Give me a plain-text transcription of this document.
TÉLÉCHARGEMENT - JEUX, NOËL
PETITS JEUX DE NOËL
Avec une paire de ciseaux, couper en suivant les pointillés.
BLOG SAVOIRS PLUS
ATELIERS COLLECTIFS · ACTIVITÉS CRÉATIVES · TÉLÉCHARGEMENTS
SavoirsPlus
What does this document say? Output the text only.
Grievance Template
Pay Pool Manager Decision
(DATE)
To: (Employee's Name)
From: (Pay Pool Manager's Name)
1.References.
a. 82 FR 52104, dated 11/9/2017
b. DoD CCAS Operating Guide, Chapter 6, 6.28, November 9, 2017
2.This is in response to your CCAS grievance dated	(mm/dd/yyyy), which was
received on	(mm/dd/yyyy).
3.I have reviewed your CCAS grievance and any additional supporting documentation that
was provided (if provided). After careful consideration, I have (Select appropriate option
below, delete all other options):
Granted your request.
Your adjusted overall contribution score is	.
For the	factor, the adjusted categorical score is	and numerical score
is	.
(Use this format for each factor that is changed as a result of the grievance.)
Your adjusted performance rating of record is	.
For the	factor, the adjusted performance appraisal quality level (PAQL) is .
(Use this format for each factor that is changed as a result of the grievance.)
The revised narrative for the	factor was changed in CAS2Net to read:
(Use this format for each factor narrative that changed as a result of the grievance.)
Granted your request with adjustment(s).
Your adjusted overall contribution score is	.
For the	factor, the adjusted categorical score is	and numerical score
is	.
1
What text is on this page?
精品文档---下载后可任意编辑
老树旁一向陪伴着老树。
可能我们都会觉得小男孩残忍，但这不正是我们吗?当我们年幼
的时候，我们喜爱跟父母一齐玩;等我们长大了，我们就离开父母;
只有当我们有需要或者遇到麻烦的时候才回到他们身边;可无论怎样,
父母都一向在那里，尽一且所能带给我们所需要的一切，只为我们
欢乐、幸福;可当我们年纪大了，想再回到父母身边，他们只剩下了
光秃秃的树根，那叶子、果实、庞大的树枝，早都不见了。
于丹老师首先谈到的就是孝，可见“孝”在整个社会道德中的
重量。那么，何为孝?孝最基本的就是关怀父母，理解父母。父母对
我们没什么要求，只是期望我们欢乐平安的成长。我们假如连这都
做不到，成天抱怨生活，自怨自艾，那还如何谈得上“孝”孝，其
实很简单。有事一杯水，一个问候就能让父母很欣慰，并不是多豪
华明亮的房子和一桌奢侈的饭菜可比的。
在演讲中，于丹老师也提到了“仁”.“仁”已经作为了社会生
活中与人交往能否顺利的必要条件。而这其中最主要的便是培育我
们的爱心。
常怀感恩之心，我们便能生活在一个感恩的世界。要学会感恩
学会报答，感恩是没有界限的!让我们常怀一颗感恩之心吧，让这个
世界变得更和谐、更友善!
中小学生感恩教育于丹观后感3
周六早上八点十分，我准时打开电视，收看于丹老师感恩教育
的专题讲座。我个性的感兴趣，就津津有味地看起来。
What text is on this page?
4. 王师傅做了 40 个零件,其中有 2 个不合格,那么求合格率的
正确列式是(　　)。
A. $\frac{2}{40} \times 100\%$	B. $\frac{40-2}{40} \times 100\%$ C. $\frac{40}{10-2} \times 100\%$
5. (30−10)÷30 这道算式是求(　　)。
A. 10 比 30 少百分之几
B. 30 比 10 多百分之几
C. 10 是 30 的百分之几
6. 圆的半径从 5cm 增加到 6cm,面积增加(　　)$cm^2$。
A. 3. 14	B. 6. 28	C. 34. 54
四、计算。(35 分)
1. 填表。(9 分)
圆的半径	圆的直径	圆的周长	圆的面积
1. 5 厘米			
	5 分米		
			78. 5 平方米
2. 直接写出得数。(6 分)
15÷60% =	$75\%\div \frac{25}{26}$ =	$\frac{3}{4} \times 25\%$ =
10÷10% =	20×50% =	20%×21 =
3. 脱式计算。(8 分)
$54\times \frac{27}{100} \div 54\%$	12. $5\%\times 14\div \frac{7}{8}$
-----
Give the entries again in full, exactly as they are written.

● OUTPUT FOR THIS TASK:
Give me a plain-text transcription of this document.
TÉLÉCHARGEMENT - JEUX, NOËL
PETITS JEUX DE NOËL
Avec une paire de ciseaux, couper en suivant les pointillés.
BLOG SAVOIRS PLUS
ATELIERS COLLECTIFS · ACTIVITÉS CRÉATIVES · TÉLÉCHARGEMENTS
SavoirsPlus
What does this document say? Output the text only.
Grievance Template
Pay Pool Manager Decision
(DATE)
To: (Employee's Name)
From: (Pay Pool Manager's Name)
1.References.
a. 82 FR 52104, dated 11/9/2017
b. DoD CCAS Operating Guide, Chapter 6, 6.28, November 9, 2017
2.This is in response to your CCAS grievance dated	(mm/dd/yyyy), which was
received on	(mm/dd/yyyy).
3.I have reviewed your CCAS grievance and any additional supporting documentation that
was provided (if provided). After careful consideration, I have (Select appropriate option
below, delete all other options):
Granted your request.
Your adjusted overall contribution score is	.
For the	factor, the adjusted categorical score is	and numerical score
is	.
(Use this format for each factor that is changed as a result of the grievance.)
Your adjusted performance rating of record is	.
For the	factor, the adjusted performance appraisal quality level (PAQL) is .
(Use this format for each factor that is changed as a result of the grievance.)
The revised narrative for the	factor was changed in CAS2Net to read:
(Use this format for each factor narrative that changed as a result of the grievance.)
Granted your request with adjustment(s).
Your adjusted overall contribution score is	.
For the	factor, the adjusted categorical score is	and numerical score
is	.
1
What text is on this page?
精品文档---下载后可任意编辑
老树旁一向陪伴着老树。
可能我们都会觉得小男孩残忍，但这不正是我们吗?当我们年幼
的时候，我们喜爱跟父母一齐玩;等我们长大了，我们就离开父母;
只有当我们有需要或者遇到麻烦的时候才回到他们身边;可无论怎样,
父母都一向在那里，尽一且所能带给我们所需要的一切，只为我们
欢乐、幸福;可当我们年纪大了，想再回到父母身边，他们只剩下了
光秃秃的树根，那叶子、果实、庞大的树枝，早都不见了。
于丹老师首先谈到的就是孝，可见“孝”在整个社会道德中的
重量。那么，何为孝?孝最基本的就是关怀父母，理解父母。父母对
我们没什么要求，只是期望我们欢乐平安的成长。我们假如连这都
做不到，成天抱怨生活，自怨自艾，那还如何谈得上“孝”孝，其
实很简单。有事一杯水，一个问候就能让父母很欣慰，并不是多豪
华明亮的房子和一桌奢侈的饭菜可比的。
在演讲中，于丹老师也提到了“仁”.“仁”已经作为了社会生
活中与人交往能否顺利的必要条件。而这其中最主要的便是培育我
们的爱心。
常怀感恩之心，我们便能生活在一个感恩的世界。要学会感恩
学会报答，感恩是没有界限的!让我们常怀一颗感恩之心吧，让这个
世界变得更和谐、更友善!
中小学生感恩教育于丹观后感3
周六早上八点十分，我准时打开电视，收看于丹老师感恩教育
的专题讲座。我个性的感兴趣，就津津有味地看起来。
What text is on this page?
4. 王师傅做了 40 个零件,其中有 2 个不合格,那么求合格率的
正确列式是(　　)。
A. $\frac{2}{40} \times 100\%$	B. $\frac{40-2}{40} \times 100\%$ C. $\frac{40}{10-2} \times 100\%$
5. (30−10)÷30 这道算式是求(　　)。
A. 10 比 30 少百分之几
B. 30 比 10 多百分之几
C. 10 是 30 的百分之几
6. 圆的半径从 5cm 增加到 6cm,面积增加(　　)$cm^2$。
A. 3. 14	B. 6. 28	C. 34. 54
四、计算。(35 分)
1. 填表。(9 分)
圆的半径	圆的直径	圆的周长	圆的面积
1. 5 厘米			
	5 分米		
			78. 5 平方米
2. 直接写出得数。(6 分)
15÷60% =	$75\%\div \frac{25}{26}$ =	$\frac{3}{4} \times 25\%$ =
10÷10% =	20×50% =	20%×21 =
3. 脱式计算。(8 分)
$54\times \frac{27}{100} \div 54\%$	12. $5\%\times 14\div \frac{7}{8}$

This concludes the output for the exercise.